══ SUPPLIED INFORMATION ══
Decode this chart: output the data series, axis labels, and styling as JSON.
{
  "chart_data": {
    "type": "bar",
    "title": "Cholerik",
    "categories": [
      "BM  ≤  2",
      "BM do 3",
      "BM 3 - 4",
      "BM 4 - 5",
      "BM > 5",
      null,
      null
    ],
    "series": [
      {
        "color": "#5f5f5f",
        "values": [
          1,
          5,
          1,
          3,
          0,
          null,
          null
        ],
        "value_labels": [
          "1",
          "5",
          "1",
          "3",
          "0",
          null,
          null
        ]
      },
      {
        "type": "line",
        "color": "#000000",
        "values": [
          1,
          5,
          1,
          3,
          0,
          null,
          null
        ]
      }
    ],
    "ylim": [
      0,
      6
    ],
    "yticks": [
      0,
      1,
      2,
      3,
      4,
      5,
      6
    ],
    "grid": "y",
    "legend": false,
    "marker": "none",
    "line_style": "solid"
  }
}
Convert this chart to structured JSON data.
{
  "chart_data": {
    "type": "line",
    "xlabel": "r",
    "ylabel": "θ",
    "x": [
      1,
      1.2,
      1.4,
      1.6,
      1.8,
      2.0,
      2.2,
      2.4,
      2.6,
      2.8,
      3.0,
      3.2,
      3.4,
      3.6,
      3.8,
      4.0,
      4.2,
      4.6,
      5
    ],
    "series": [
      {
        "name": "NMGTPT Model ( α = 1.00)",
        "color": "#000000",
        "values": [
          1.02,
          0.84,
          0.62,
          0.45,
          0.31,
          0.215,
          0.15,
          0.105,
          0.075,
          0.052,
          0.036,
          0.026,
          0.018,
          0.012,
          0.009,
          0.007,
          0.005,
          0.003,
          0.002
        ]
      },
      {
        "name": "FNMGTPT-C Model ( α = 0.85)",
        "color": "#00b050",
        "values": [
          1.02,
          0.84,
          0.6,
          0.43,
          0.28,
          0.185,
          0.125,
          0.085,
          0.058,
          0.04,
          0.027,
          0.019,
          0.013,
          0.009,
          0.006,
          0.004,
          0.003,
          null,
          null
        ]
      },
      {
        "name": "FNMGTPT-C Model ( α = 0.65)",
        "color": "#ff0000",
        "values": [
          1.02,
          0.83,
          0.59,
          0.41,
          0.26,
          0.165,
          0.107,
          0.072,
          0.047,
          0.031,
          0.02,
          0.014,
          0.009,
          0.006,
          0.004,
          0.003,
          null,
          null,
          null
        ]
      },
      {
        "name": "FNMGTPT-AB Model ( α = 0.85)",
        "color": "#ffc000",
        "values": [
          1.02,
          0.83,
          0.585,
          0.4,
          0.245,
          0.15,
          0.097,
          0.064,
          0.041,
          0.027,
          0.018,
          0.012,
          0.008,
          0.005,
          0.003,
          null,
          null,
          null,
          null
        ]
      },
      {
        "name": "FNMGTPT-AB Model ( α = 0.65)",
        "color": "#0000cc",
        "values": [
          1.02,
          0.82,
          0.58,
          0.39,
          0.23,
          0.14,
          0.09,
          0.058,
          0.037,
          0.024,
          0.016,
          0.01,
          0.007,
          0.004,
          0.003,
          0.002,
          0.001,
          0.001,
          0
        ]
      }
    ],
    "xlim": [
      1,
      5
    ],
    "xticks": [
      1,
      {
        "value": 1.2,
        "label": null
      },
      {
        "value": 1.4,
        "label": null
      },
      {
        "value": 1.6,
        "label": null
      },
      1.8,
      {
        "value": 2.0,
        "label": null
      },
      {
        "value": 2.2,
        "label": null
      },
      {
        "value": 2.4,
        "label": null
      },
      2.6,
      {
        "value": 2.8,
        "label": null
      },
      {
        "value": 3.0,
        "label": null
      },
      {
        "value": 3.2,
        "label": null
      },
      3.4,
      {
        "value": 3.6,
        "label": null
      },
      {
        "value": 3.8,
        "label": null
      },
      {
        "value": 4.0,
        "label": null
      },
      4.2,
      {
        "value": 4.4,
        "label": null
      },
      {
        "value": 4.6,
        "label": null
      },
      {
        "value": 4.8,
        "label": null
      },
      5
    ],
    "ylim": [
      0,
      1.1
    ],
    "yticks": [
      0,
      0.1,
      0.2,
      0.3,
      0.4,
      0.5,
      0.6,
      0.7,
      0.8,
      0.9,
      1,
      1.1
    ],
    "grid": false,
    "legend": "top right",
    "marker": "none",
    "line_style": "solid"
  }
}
═══
YOUR GOAL: Retype all the material above precisely, with no line left out.

REPLY:
Decode this chart: output the data series, axis labels, and styling as JSON.
{
  "chart_data": {
    "type": "bar",
    "title": "Cholerik",
    "categories": [
      "BM  ≤  2",
      "BM do 3",
      "BM 3 - 4",
      "BM 4 - 5",
      "BM > 5",
      null,
      null
    ],
    "series": [
      {
        "color": "#5f5f5f",
        "values": [
          1,
          5,
          1,
          3,
          0,
          null,
          null
        ],
        "value_labels": [
          "1",
          "5",
          "1",
          "3",
          "0",
          null,
          null
        ]
      },
      {
        "type": "line",
        "color": "#000000",
        "values": [
          1,
          5,
          1,
          3,
          0,
          null,
          null
        ]
      }
    ],
    "ylim": [
      0,
      6
    ],
    "yticks": [
      0,
      1,
      2,
      3,
      4,
      5,
      6
    ],
    "grid": "y",
    "legend": false,
    "marker": "none",
    "line_style": "solid"
  }
}
Convert this chart to structured JSON data.
{
  "chart_data": {
    "type": "line",
    "xlabel": "r",
    "ylabel": "θ",
    "x": [
      1,
      1.2,
      1.4,
      1.6,
      1.8,
      2.0,
      2.2,
      2.4,
      2.6,
      2.8,
      3.0,
      3.2,
      3.4,
      3.6,
      3.8,
      4.0,
      4.2,
      4.6,
      5
    ],
    "series": [
      {
        "name": "NMGTPT Model ( α = 1.00)",
        "color": "#000000",
        "values": [
          1.02,
          0.84,
          0.62,
          0.45,
          0.31,
          0.215,
          0.15,
          0.105,
          0.075,
          0.052,
          0.036,
          0.026,
          0.018,
          0.012,
          0.009,
          0.007,
          0.005,
          0.003,
          0.002
        ]
      },
      {
        "name": "FNMGTPT-C Model ( α = 0.85)",
        "color": "#00b050",
        "values": [
          1.02,
          0.84,
          0.6,
          0.43,
          0.28,
          0.185,
          0.125,
          0.085,
          0.058,
          0.04,
          0.027,
          0.019,
          0.013,
          0.009,
          0.006,
          0.004,
          0.003,
          null,
          null
        ]
      },
      {
        "name": "FNMGTPT-C Model ( α = 0.65)",
        "color": "#ff0000",
        "values": [
          1.02,
          0.83,
          0.59,
          0.41,
          0.26,
          0.165,
          0.107,
          0.072,
          0.047,
          0.031,
          0.02,
          0.014,
          0.009,
          0.006,
          0.004,
          0.003,
          null,
          null,
          null
        ]
      },
      {
        "name": "FNMGTPT-AB Model ( α = 0.85)",
        "color": "#ffc000",
        "values": [
          1.02,
          0.83,
          0.585,
          0.4,
          0.245,
          0.15,
          0.097,
          0.064,
          0.041,
          0.027,
          0.018,
          0.012,
          0.008,
          0.005,
          0.003,
          null,
          null,
          null,
          null
        ]
      },
      {
        "name": "FNMGTPT-AB Model ( α = 0.65)",
        "color": "#0000cc",
        "values": [
          1.02,
          0.82,
          0.58,
          0.39,
          0.23,
          0.14,
          0.09,
          0.058,
          0.037,
          0.024,
          0.016,
          0.01,
          0.007,
          0.004,
          0.003,
          0.002,
          0.001,
          0.001,
          0
        ]
      }
    ],
    "xlim": [
      1,
      5
    ],
    "xticks": [
      1,
      {
        "value": 1.2,
        "label": null
      },
      {
        "value": 1.4,
        "label": null
      },
      {
        "value": 1.6,
        "label": null
      },
      1.8,
      {
        "value": 2.0,
        "label": null
      },
      {
        "value": 2.2,
        "label": null
      },
      {
        "value": 2.4,
        "label": null
      },
      2.6,
      {
        "value": 2.8,
        "label": null
      },
      {
        "value": 3.0,
        "label": null
      },
      {
        "value": 3.2,
        "label": null
      },
      3.4,
      {
        "value": 3.6,
        "label": null
      },
      {
        "value": 3.8,
        "label": null
      },
      {
        "value": 4.0,
        "label": null
      },
      4.2,
      {
        "value": 4.4,
        "label": null
      },
      {
        "value": 4.6,
        "label": null
      },
      {
        "value": 4.8,
        "label": null
      },
      5
    ],
    "ylim": [
      0,
      1.1
    ],
    "yticks": [
      0,
      0.1,
      0.2,
      0.3,
      0.4,
      0.5,
      0.6,
      0.7,
      0.8,
      0.9,
      1,
      1.1
    ],
    "grid": false,
    "legend": "top right",
    "marker": "none",
    "line_style": "solid"
  }
}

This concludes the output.